TASK STATEMENT:
Leave the pictures out. Return all other data exactly.

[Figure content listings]
-- -- --
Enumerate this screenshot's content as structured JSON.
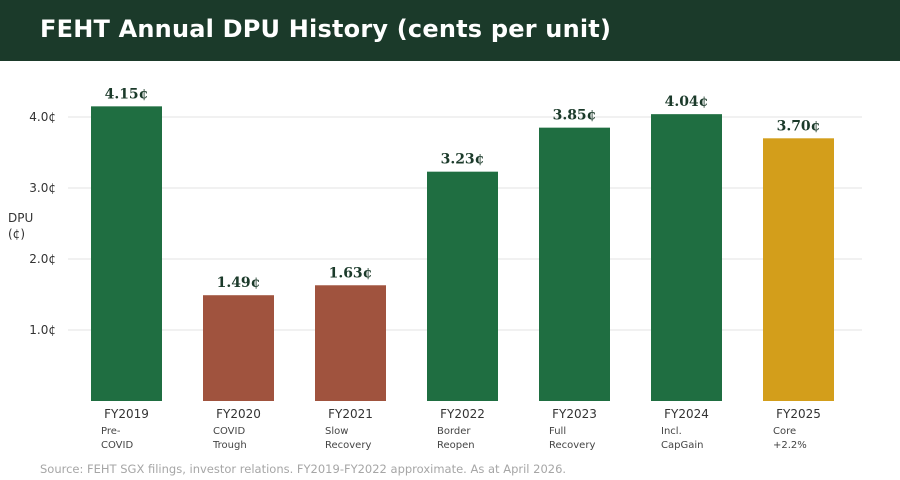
{
  "header": {
    "title": "FEHT Annual DPU History (cents per unit)"
  },
  "footer": {
    "source": "Source: FEHT SGX filings, investor relations. FY2019-FY2022 approximate. As at April 2026."
  },
  "colors": {
    "header_bg": "#1b3a2a",
    "green": "#1f6e41",
    "red": "#a0533e",
    "gold": "#d39e1b",
    "value_label": "#1b3a2a",
    "grid": "#e3e3e3"
  },
  "chart_data": {
    "type": "bar",
    "title": "FEHT Annual DPU History (cents per unit)",
    "ylabel": "DPU (¢)",
    "ylabel_lines": [
      "DPU",
      "(¢)"
    ],
    "xlabel": "",
    "ylim": [
      0,
      4.4
    ],
    "yticks": [
      {
        "value": 1.0,
        "label": "1.0¢"
      },
      {
        "value": 2.0,
        "label": "2.0¢"
      },
      {
        "value": 3.0,
        "label": "3.0¢"
      },
      {
        "value": 4.0,
        "label": "4.0¢"
      }
    ],
    "grid": true,
    "categories": [
      "FY2019",
      "FY2020",
      "FY2021",
      "FY2022",
      "FY2023",
      "FY2024",
      "FY2025"
    ],
    "sublabels": [
      [
        "Pre-",
        "COVID"
      ],
      [
        "COVID",
        "Trough"
      ],
      [
        "Slow",
        "Recovery"
      ],
      [
        "Border",
        "Reopen"
      ],
      [
        "Full",
        "Recovery"
      ],
      [
        "Incl.",
        "CapGain"
      ],
      [
        "Core",
        "+2.2%"
      ]
    ],
    "values": [
      4.15,
      1.49,
      1.63,
      3.23,
      3.85,
      4.04,
      3.7
    ],
    "value_labels": [
      "4.15¢",
      "1.49¢",
      "1.63¢",
      "3.23¢",
      "3.85¢",
      "4.04¢",
      "3.70¢"
    ],
    "bar_colors": [
      "green",
      "red",
      "red",
      "green",
      "green",
      "green",
      "gold"
    ]
  }
}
-- -- --
TASK RESPONSE:
Enumerate this screenshot's content as structured JSON.
{
  "header": {
    "title": "FEHT Annual DPU History (cents per unit)"
  },
  "footer": {
    "source": "Source: FEHT SGX filings, investor relations. FY2019-FY2022 approximate. As at April 2026."
  },
  "colors": {
    "header_bg": "#1b3a2a",
    "green": "#1f6e41",
    "red": "#a0533e",
    "gold": "#d39e1b",
    "value_label": "#1b3a2a",
    "grid": "#e3e3e3"
  },
  "chart_data": {
    "type": "bar",
    "title": "FEHT Annual DPU History (cents per unit)",
    "ylabel": "DPU (¢)",
    "ylabel_lines": [
      "DPU",
      "(¢)"
    ],
    "xlabel": "",
    "ylim": [
      0,
      4.4
    ],
    "yticks": [
      {
        "value": 1.0,
        "label": "1.0¢"
      },
      {
        "value": 2.0,
        "label": "2.0¢"
      },
      {
        "value": 3.0,
        "label": "3.0¢"
      },
      {
        "value": 4.0,
        "label": "4.0¢"
      }
    ],
    "grid": true,
    "categories": [
      "FY2019",
      "FY2020",
      "FY2021",
      "FY2022",
      "FY2023",
      "FY2024",
      "FY2025"
    ],
    "sublabels": [
      [
        "Pre-",
        "COVID"
      ],
      [
        "COVID",
        "Trough"
      ],
      [
        "Slow",
        "Recovery"
      ],
      [
        "Border",
        "Reopen"
      ],
      [
        "Full",
        "Recovery"
      ],
      [
        "Incl.",
        "CapGain"
      ],
      [
        "Core",
        "+2.2%"
      ]
    ],
    "values": [
      4.15,
      1.49,
      1.63,
      3.23,
      3.85,
      4.04,
      3.7
    ],
    "value_labels": [
      "4.15¢",
      "1.49¢",
      "1.63¢",
      "3.23¢",
      "3.85¢",
      "4.04¢",
      "3.70¢"
    ],
    "bar_colors": [
      "green",
      "red",
      "red",
      "green",
      "green",
      "green",
      "gold"
    ]
  }
}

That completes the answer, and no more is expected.